## DESCRIPTION OF THE TASK
Reproduce the records that follow in full, excluding any picture they contain.

START

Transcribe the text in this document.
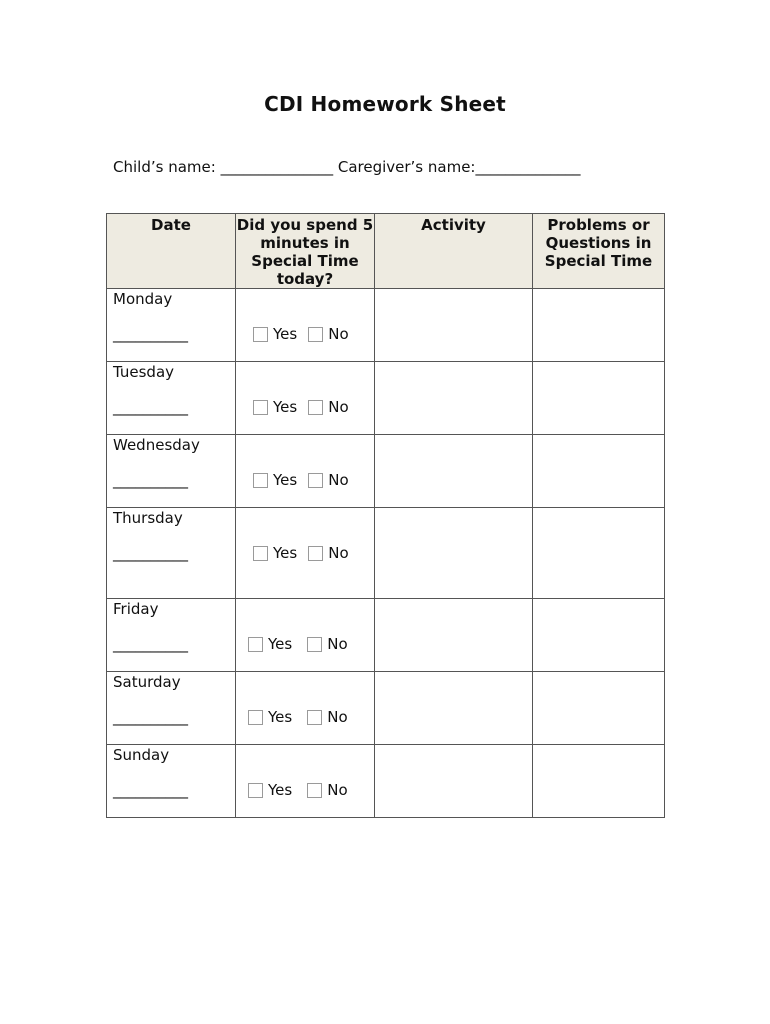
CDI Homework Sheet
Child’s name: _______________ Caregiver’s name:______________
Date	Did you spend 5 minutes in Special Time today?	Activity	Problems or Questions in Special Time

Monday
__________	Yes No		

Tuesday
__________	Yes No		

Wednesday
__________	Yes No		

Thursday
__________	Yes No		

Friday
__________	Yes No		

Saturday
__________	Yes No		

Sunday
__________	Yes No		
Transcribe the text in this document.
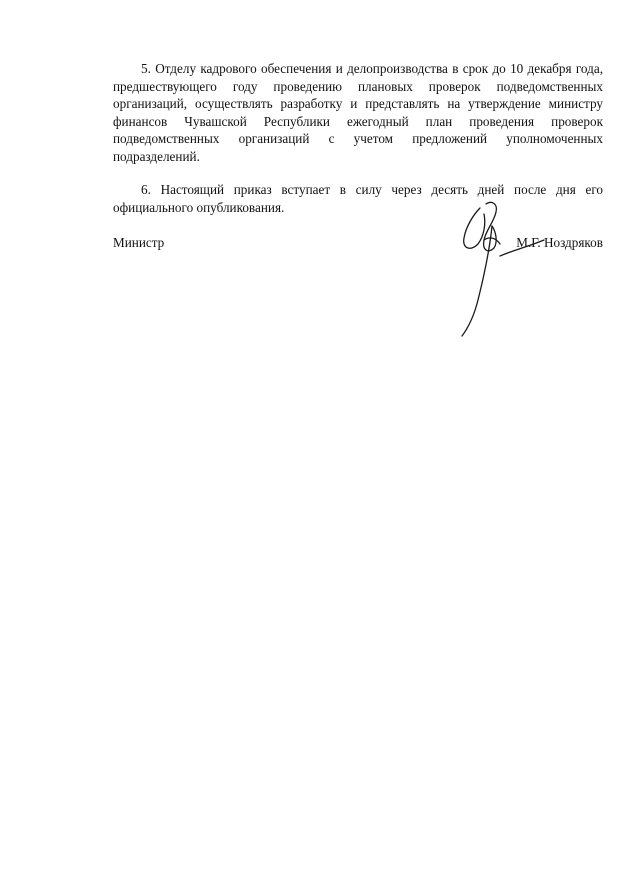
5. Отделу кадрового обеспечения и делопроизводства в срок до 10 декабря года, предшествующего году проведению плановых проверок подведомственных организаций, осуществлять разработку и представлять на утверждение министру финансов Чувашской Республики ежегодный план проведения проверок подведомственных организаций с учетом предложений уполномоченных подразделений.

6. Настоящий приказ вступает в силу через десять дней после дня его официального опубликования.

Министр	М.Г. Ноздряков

END

## EXPECTED ANSWER
Transcribe the text in this document.
CDI Homework Sheet
Child’s name: _______________ Caregiver’s name:______________
Date	Did you spend 5 minutes in Special Time today?	Activity	Problems or Questions in Special Time

Monday
__________	Yes No		

Tuesday
__________	Yes No		

Wednesday
__________	Yes No		

Thursday
__________	Yes No		

Friday
__________	Yes No		

Saturday
__________	Yes No		

Sunday
__________	Yes No		
Transcribe the text in this document.
5. Отделу кадрового обеспечения и делопроизводства в срок до 10 декабря года, предшествующего году проведению плановых проверок подведомственных организаций, осуществлять разработку и представлять на утверждение министру финансов Чувашской Республики ежегодный план проведения проверок подведомственных организаций с учетом предложений уполномоченных подразделений.

6. Настоящий приказ вступает в силу через десять дней после дня его официального опубликования.

Министр	М.Г. Ноздряков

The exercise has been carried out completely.